— Start Supplied records —
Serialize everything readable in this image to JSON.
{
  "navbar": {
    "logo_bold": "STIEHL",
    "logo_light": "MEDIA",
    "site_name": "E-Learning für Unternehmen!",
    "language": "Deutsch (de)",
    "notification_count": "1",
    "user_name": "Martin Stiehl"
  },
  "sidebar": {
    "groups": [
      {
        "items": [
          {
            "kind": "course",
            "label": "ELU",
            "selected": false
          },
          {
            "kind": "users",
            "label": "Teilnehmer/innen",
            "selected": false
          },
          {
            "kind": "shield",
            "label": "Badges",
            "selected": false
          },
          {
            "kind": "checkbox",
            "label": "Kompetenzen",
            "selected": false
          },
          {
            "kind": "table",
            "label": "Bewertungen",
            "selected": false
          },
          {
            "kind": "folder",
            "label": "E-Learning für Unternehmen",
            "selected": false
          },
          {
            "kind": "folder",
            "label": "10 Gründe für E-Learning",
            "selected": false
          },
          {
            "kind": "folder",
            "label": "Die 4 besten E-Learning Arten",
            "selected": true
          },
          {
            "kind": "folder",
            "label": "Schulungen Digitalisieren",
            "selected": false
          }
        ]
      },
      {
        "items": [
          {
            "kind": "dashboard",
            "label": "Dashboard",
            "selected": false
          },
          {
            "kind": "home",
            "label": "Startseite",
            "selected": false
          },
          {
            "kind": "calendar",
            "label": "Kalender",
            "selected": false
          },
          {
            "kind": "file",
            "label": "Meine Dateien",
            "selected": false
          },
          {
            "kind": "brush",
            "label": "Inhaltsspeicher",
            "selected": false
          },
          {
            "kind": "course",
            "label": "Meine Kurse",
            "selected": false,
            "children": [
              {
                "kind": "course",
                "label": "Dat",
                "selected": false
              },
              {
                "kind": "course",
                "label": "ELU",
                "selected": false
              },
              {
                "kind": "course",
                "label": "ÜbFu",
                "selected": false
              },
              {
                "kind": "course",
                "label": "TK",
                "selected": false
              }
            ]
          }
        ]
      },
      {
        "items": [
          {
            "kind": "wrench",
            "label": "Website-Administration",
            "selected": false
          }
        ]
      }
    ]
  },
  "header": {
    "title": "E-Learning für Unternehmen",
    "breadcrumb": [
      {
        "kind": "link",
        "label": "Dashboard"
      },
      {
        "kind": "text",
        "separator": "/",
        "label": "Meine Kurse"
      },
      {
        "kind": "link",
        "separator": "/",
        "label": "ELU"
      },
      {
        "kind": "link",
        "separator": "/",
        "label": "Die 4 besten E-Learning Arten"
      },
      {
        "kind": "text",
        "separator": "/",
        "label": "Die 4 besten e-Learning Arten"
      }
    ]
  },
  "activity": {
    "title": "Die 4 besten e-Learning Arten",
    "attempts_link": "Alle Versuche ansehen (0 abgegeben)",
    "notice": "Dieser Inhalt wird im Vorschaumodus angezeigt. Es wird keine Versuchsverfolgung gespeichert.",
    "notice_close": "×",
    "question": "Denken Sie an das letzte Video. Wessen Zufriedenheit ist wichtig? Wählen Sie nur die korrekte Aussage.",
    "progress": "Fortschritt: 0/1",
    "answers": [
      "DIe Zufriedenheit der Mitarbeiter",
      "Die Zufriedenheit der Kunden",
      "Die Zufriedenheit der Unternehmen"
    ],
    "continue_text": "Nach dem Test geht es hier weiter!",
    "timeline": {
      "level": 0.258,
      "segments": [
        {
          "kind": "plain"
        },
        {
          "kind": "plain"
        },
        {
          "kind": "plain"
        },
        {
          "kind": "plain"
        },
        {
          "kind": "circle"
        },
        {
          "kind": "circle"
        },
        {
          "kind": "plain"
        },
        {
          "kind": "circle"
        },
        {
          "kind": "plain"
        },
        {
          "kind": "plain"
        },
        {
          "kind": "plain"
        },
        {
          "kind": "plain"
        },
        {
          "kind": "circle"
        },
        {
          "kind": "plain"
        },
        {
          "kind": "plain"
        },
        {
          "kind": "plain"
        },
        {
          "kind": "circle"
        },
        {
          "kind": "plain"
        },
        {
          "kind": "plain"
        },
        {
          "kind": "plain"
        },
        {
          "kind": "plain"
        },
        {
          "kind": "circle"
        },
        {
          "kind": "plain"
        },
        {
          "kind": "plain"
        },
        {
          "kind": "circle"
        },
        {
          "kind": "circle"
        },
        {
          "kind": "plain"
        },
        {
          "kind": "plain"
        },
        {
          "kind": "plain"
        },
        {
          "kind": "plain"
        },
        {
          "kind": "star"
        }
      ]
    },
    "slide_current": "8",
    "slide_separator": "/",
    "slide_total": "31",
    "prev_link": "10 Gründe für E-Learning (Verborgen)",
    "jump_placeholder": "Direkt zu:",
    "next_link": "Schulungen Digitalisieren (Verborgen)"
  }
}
— End Supplied records —
(Goal of the exercise)
Check every line of the data, and copy the ones that contain "Kurse".

(Result of this task)
            "label": "Meine Kurse",
        "label": "Meine Kurse"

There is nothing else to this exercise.